Records from a collection of figures
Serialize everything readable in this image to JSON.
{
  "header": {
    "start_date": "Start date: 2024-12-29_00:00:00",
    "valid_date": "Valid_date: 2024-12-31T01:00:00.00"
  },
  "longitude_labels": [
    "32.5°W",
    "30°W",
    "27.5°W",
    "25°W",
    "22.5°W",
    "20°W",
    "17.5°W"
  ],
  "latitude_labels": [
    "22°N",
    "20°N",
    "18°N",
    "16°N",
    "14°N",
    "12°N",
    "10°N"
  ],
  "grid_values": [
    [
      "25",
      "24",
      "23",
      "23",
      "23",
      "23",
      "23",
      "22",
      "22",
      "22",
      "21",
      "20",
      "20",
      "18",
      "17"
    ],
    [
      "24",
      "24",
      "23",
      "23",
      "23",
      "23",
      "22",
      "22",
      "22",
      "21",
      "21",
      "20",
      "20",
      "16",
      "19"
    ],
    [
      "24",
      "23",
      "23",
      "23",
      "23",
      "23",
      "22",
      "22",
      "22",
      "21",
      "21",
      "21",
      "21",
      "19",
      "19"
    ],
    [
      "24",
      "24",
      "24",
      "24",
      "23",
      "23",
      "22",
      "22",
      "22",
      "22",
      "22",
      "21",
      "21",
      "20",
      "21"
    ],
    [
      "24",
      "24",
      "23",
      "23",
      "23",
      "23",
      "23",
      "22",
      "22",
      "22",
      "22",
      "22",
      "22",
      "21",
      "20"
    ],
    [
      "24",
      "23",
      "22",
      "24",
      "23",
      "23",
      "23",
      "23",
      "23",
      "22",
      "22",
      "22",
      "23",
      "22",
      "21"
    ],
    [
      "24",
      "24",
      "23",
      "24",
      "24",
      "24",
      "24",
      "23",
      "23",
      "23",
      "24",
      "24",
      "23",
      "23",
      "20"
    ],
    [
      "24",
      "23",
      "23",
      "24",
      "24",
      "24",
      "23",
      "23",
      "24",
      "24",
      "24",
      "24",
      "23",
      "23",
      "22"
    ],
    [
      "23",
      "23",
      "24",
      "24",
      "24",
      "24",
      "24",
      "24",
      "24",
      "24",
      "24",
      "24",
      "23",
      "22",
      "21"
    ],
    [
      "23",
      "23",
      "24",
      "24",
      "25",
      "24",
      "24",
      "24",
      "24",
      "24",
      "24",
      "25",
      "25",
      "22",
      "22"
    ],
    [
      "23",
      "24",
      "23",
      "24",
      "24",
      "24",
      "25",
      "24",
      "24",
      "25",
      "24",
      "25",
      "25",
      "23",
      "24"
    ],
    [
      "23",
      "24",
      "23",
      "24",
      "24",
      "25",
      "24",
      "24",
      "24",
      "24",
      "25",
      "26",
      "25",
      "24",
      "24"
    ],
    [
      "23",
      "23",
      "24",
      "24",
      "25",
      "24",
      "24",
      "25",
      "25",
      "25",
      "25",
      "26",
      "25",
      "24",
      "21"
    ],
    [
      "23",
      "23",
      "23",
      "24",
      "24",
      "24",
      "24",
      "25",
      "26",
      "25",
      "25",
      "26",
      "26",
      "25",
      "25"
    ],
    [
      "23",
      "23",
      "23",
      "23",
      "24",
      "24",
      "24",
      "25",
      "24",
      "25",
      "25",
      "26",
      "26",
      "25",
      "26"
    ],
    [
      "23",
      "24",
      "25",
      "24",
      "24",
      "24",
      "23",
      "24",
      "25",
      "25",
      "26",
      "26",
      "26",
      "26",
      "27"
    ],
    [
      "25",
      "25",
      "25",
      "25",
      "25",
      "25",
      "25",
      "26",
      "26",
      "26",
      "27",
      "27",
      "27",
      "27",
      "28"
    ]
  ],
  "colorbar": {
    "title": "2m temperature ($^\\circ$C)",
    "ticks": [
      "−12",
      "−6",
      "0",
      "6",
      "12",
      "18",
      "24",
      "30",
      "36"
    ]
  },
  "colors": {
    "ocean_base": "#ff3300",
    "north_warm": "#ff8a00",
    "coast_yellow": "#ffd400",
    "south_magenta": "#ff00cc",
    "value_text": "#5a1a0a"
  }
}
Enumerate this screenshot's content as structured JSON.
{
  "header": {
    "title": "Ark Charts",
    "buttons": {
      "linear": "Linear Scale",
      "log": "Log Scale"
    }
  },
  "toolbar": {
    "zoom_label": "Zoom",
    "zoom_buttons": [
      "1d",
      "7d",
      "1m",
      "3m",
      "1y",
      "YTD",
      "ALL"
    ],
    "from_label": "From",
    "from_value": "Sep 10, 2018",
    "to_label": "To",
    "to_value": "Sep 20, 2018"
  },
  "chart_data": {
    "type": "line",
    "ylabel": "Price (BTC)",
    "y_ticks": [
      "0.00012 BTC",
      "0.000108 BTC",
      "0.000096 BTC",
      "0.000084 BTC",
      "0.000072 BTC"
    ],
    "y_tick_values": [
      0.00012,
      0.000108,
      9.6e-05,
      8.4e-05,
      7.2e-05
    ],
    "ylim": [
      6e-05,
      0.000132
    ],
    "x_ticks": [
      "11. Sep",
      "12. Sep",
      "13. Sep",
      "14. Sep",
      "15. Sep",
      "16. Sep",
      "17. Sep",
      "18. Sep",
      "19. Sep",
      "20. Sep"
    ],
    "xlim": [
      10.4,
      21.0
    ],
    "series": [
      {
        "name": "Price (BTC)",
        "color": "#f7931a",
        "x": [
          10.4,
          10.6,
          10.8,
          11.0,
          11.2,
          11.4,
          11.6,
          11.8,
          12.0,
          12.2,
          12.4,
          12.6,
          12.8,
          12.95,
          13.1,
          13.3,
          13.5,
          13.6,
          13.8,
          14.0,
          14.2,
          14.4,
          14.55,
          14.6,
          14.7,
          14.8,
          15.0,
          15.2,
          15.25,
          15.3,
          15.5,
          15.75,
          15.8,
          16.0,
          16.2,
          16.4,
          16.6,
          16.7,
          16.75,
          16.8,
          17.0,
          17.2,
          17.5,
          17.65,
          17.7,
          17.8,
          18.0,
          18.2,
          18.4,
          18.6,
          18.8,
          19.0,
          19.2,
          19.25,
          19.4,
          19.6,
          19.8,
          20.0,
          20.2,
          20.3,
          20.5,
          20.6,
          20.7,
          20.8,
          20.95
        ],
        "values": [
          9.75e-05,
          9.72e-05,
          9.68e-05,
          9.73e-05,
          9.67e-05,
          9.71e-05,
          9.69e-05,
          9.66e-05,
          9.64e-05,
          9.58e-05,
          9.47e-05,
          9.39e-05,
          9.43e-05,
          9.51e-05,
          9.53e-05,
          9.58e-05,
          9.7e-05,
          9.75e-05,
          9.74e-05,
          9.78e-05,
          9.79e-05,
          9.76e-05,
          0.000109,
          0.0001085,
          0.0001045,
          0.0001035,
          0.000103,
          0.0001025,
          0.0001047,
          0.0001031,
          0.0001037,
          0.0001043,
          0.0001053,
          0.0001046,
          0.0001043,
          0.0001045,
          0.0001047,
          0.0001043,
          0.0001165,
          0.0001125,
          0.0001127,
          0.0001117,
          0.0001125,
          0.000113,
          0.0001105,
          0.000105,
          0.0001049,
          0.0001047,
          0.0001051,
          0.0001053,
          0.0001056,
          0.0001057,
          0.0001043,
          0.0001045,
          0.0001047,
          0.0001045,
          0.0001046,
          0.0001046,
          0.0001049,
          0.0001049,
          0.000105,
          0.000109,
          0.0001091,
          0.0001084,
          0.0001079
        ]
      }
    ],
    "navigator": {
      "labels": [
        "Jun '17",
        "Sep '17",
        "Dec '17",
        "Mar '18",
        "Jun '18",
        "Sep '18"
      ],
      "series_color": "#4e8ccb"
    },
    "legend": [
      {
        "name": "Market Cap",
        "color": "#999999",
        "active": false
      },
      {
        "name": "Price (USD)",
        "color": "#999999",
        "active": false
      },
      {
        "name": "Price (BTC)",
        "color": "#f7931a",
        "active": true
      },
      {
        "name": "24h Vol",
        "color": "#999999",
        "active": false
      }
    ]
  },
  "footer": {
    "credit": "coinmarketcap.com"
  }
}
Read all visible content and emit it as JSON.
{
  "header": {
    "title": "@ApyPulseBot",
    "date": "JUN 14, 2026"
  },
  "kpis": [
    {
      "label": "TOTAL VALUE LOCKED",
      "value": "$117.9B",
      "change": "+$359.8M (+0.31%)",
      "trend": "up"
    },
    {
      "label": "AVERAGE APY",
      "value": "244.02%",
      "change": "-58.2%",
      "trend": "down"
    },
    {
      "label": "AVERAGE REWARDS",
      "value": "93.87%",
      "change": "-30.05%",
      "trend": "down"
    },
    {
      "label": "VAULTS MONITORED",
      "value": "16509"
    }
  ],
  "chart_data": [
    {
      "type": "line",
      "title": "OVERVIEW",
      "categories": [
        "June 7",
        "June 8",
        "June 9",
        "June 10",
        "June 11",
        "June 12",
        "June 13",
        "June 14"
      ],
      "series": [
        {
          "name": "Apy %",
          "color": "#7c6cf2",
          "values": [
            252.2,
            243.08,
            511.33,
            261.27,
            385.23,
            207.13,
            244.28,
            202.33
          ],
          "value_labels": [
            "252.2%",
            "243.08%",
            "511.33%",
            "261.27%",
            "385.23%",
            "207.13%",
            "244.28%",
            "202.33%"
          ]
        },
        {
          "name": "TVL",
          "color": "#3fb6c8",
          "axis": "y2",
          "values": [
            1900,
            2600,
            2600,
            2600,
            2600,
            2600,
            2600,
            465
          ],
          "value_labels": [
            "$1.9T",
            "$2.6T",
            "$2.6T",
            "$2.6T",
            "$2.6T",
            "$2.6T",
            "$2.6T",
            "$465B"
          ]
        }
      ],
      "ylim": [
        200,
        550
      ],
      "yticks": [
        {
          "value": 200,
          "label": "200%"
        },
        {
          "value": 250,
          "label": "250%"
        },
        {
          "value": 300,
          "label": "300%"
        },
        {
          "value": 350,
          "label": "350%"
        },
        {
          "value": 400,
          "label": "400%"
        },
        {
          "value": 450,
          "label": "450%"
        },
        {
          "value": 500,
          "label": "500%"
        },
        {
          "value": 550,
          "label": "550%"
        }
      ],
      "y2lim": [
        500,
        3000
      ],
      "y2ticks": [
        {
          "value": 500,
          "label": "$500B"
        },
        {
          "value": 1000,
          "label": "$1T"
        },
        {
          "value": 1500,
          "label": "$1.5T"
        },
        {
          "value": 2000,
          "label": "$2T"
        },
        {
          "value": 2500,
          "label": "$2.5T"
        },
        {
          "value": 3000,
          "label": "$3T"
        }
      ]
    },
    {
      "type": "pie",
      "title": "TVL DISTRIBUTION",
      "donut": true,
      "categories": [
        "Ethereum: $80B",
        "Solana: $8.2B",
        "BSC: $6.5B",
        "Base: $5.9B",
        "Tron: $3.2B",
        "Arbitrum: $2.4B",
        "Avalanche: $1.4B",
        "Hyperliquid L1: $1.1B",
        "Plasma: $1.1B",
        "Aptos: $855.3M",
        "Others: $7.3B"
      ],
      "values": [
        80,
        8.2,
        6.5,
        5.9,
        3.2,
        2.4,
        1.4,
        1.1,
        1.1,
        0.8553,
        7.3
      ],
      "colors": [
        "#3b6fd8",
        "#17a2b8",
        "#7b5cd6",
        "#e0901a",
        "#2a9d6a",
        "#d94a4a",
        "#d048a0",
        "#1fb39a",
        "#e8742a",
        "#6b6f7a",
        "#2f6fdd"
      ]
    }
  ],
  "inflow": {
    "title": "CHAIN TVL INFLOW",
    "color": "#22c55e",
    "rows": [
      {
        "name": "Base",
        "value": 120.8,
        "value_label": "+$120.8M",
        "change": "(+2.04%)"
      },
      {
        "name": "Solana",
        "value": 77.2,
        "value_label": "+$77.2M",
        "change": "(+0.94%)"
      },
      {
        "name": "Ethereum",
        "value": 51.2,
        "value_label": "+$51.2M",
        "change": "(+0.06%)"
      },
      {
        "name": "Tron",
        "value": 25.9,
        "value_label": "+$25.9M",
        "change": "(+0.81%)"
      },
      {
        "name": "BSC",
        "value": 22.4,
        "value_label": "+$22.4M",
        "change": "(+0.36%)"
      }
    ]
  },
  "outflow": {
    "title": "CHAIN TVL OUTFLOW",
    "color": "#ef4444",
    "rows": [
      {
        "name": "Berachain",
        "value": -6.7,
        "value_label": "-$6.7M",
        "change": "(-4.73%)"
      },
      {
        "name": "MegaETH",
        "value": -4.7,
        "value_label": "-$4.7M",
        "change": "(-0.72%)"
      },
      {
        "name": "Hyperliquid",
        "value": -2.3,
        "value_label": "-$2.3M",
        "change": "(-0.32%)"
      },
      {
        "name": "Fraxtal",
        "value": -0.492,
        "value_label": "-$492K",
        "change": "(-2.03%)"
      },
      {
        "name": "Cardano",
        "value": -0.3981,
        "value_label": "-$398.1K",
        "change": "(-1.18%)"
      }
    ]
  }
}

* GOAL *
Look over the listing above. Pick out and copy every line that includes "this".

* EXERCISE RESPONSE *
Serialize everything readable in this image to JSON.
Enumerate this screenshot's content as structured JSON.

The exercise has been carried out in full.